Data entries:
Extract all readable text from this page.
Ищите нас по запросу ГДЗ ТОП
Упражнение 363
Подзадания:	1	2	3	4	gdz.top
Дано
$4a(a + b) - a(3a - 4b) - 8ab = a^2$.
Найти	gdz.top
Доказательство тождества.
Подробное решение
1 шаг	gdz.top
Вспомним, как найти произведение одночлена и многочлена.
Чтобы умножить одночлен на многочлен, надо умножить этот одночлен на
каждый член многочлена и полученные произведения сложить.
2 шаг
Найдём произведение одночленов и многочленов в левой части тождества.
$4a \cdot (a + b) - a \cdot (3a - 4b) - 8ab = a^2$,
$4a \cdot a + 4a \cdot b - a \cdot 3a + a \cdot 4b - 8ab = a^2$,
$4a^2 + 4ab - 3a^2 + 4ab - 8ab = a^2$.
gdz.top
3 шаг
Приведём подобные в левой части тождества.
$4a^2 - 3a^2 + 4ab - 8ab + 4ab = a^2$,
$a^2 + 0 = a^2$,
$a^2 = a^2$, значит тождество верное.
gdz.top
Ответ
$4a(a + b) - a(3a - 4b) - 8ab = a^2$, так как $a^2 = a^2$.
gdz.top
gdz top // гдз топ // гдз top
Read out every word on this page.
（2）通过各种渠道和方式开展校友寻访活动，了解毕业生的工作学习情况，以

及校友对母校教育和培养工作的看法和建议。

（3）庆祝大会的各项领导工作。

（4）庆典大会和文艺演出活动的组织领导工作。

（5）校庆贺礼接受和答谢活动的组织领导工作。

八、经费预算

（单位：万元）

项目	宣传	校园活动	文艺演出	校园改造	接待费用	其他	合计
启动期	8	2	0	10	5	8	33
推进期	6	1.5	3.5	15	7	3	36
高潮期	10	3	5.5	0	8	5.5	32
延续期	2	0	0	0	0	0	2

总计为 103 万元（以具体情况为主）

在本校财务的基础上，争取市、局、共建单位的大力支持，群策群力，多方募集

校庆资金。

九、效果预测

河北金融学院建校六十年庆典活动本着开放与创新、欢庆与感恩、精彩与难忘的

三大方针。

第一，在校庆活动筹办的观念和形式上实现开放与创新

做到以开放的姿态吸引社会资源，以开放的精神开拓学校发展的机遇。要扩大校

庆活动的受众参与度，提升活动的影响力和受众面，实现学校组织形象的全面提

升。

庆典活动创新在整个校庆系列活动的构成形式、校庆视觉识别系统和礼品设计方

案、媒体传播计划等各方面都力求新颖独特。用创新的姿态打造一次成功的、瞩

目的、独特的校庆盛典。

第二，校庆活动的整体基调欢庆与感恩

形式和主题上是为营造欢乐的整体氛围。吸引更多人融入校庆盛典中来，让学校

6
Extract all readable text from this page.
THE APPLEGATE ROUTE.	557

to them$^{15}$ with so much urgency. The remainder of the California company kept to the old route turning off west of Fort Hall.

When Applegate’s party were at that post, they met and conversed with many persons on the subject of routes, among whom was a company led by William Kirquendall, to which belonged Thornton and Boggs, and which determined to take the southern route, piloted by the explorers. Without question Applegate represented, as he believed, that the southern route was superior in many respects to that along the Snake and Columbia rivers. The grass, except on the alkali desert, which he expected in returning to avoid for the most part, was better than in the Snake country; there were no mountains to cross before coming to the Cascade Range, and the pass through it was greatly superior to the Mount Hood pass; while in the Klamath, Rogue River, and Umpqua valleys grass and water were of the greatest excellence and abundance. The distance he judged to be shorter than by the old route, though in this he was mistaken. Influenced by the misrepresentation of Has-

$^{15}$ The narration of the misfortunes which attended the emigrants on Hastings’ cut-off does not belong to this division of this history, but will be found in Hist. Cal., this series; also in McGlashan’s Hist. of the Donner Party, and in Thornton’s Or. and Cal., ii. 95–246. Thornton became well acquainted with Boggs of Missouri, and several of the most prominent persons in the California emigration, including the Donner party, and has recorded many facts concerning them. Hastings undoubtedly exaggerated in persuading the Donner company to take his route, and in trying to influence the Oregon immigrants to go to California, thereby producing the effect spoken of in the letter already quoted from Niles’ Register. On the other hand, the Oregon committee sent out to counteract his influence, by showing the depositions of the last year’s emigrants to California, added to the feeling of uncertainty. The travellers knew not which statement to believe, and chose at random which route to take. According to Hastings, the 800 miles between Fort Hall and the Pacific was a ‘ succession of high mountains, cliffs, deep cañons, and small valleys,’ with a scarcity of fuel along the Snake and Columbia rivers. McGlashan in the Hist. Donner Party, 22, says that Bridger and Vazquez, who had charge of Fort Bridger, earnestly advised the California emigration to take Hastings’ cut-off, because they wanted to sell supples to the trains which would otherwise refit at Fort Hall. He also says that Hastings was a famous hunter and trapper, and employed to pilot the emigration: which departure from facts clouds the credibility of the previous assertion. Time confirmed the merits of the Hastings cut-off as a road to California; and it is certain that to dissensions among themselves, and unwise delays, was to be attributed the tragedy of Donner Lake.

Written problem:
Print every entry exactly as it appears.

Answer to this problem:
Extract all readable text from this page.
Ищите нас по запросу ГДЗ ТОП
Упражнение 363
Подзадания:	1	2	3	4	gdz.top
Дано
$4a(a + b) - a(3a - 4b) - 8ab = a^2$.
Найти	gdz.top
Доказательство тождества.
Подробное решение
1 шаг	gdz.top
Вспомним, как найти произведение одночлена и многочлена.
Чтобы умножить одночлен на многочлен, надо умножить этот одночлен на
каждый член многочлена и полученные произведения сложить.
2 шаг
Найдём произведение одночленов и многочленов в левой части тождества.
$4a \cdot (a + b) - a \cdot (3a - 4b) - 8ab = a^2$,
$4a \cdot a + 4a \cdot b - a \cdot 3a + a \cdot 4b - 8ab = a^2$,
$4a^2 + 4ab - 3a^2 + 4ab - 8ab = a^2$.
gdz.top
3 шаг
Приведём подобные в левой части тождества.
$4a^2 - 3a^2 + 4ab - 8ab + 4ab = a^2$,
$a^2 + 0 = a^2$,
$a^2 = a^2$, значит тождество верное.
gdz.top
Ответ
$4a(a + b) - a(3a - 4b) - 8ab = a^2$, так как $a^2 = a^2$.
gdz.top
gdz top // гдз топ // гдз top
Read out every word on this page.
（2）通过各种渠道和方式开展校友寻访活动，了解毕业生的工作学习情况，以

及校友对母校教育和培养工作的看法和建议。

（3）庆祝大会的各项领导工作。

（4）庆典大会和文艺演出活动的组织领导工作。

（5）校庆贺礼接受和答谢活动的组织领导工作。

八、经费预算

（单位：万元）

项目	宣传	校园活动	文艺演出	校园改造	接待费用	其他	合计
启动期	8	2	0	10	5	8	33
推进期	6	1.5	3.5	15	7	3	36
高潮期	10	3	5.5	0	8	5.5	32
延续期	2	0	0	0	0	0	2

总计为 103 万元（以具体情况为主）

在本校财务的基础上，争取市、局、共建单位的大力支持，群策群力，多方募集

校庆资金。

九、效果预测

河北金融学院建校六十年庆典活动本着开放与创新、欢庆与感恩、精彩与难忘的

三大方针。

第一，在校庆活动筹办的观念和形式上实现开放与创新

做到以开放的姿态吸引社会资源，以开放的精神开拓学校发展的机遇。要扩大校

庆活动的受众参与度，提升活动的影响力和受众面，实现学校组织形象的全面提

升。

庆典活动创新在整个校庆系列活动的构成形式、校庆视觉识别系统和礼品设计方

案、媒体传播计划等各方面都力求新颖独特。用创新的姿态打造一次成功的、瞩

目的、独特的校庆盛典。

第二，校庆活动的整体基调欢庆与感恩

形式和主题上是为营造欢乐的整体氛围。吸引更多人融入校庆盛典中来，让学校

6
Extract all readable text from this page.
THE APPLEGATE ROUTE.	557

to them$^{15}$ with so much urgency. The remainder of the California company kept to the old route turning off west of Fort Hall.

When Applegate’s party were at that post, they met and conversed with many persons on the subject of routes, among whom was a company led by William Kirquendall, to which belonged Thornton and Boggs, and which determined to take the southern route, piloted by the explorers. Without question Applegate represented, as he believed, that the southern route was superior in many respects to that along the Snake and Columbia rivers. The grass, except on the alkali desert, which he expected in returning to avoid for the most part, was better than in the Snake country; there were no mountains to cross before coming to the Cascade Range, and the pass through it was greatly superior to the Mount Hood pass; while in the Klamath, Rogue River, and Umpqua valleys grass and water were of the greatest excellence and abundance. The distance he judged to be shorter than by the old route, though in this he was mistaken. Influenced by the misrepresentation of Has-

$^{15}$ The narration of the misfortunes which attended the emigrants on Hastings’ cut-off does not belong to this division of this history, but will be found in Hist. Cal., this series; also in McGlashan’s Hist. of the Donner Party, and in Thornton’s Or. and Cal., ii. 95–246. Thornton became well acquainted with Boggs of Missouri, and several of the most prominent persons in the California emigration, including the Donner party, and has recorded many facts concerning them. Hastings undoubtedly exaggerated in persuading the Donner company to take his route, and in trying to influence the Oregon immigrants to go to California, thereby producing the effect spoken of in the letter already quoted from Niles’ Register. On the other hand, the Oregon committee sent out to counteract his influence, by showing the depositions of the last year’s emigrants to California, added to the feeling of uncertainty. The travellers knew not which statement to believe, and chose at random which route to take. According to Hastings, the 800 miles between Fort Hall and the Pacific was a ‘ succession of high mountains, cliffs, deep cañons, and small valleys,’ with a scarcity of fuel along the Snake and Columbia rivers. McGlashan in the Hist. Donner Party, 22, says that Bridger and Vazquez, who had charge of Fort Bridger, earnestly advised the California emigration to take Hastings’ cut-off, because they wanted to sell supples to the trains which would otherwise refit at Fort Hall. He also says that Hastings was a famous hunter and trapper, and employed to pilot the emigration: which departure from facts clouds the credibility of the previous assertion. Time confirmed the merits of the Hastings cut-off as a road to California; and it is certain that to dissensions among themselves, and unwise delays, was to be attributed the tragedy of Donner Lake.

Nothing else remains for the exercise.